*WHAT THIS TASK INVOLVES*
Copy nothing but the text: repeat each entry exactly and drop the images.
○ ○ ○ ○ ○ ○ ○
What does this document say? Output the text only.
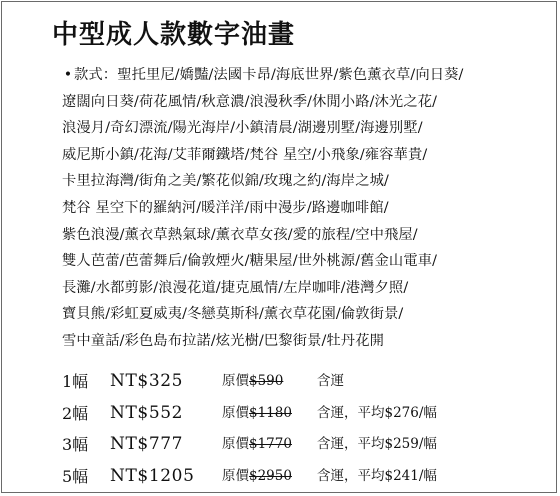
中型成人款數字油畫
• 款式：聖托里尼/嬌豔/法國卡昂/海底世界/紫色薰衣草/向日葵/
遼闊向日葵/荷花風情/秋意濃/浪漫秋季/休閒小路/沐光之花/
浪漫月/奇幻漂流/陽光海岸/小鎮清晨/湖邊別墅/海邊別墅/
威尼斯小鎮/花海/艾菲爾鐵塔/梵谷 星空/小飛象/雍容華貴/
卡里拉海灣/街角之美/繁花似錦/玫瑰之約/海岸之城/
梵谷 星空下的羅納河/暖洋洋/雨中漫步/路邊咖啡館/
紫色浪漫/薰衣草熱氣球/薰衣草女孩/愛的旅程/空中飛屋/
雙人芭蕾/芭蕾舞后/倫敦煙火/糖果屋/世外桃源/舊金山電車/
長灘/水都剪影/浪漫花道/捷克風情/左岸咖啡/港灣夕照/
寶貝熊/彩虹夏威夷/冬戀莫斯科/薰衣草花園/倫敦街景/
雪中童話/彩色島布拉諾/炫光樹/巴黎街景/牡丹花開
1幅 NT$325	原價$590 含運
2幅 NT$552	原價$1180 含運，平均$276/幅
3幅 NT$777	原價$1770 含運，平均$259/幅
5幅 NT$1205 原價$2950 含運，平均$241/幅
○ ○ ○ ○ ○ ○ ○
*RESULT OF THIS TASK*
What does this document say? Output the text only.
中型成人款數字油畫
• 款式：聖托里尼/嬌豔/法國卡昂/海底世界/紫色薰衣草/向日葵/
遼闊向日葵/荷花風情/秋意濃/浪漫秋季/休閒小路/沐光之花/
浪漫月/奇幻漂流/陽光海岸/小鎮清晨/湖邊別墅/海邊別墅/
威尼斯小鎮/花海/艾菲爾鐵塔/梵谷 星空/小飛象/雍容華貴/
卡里拉海灣/街角之美/繁花似錦/玫瑰之約/海岸之城/
梵谷 星空下的羅納河/暖洋洋/雨中漫步/路邊咖啡館/
紫色浪漫/薰衣草熱氣球/薰衣草女孩/愛的旅程/空中飛屋/
雙人芭蕾/芭蕾舞后/倫敦煙火/糖果屋/世外桃源/舊金山電車/
長灘/水都剪影/浪漫花道/捷克風情/左岸咖啡/港灣夕照/
寶貝熊/彩虹夏威夷/冬戀莫斯科/薰衣草花園/倫敦街景/
雪中童話/彩色島布拉諾/炫光樹/巴黎街景/牡丹花開
1幅 NT$325	原價$590 含運
2幅 NT$552	原價$1180 含運，平均$276/幅
3幅 NT$777	原價$1770 含運，平均$259/幅
5幅 NT$1205 原價$2950 含運，平均$241/幅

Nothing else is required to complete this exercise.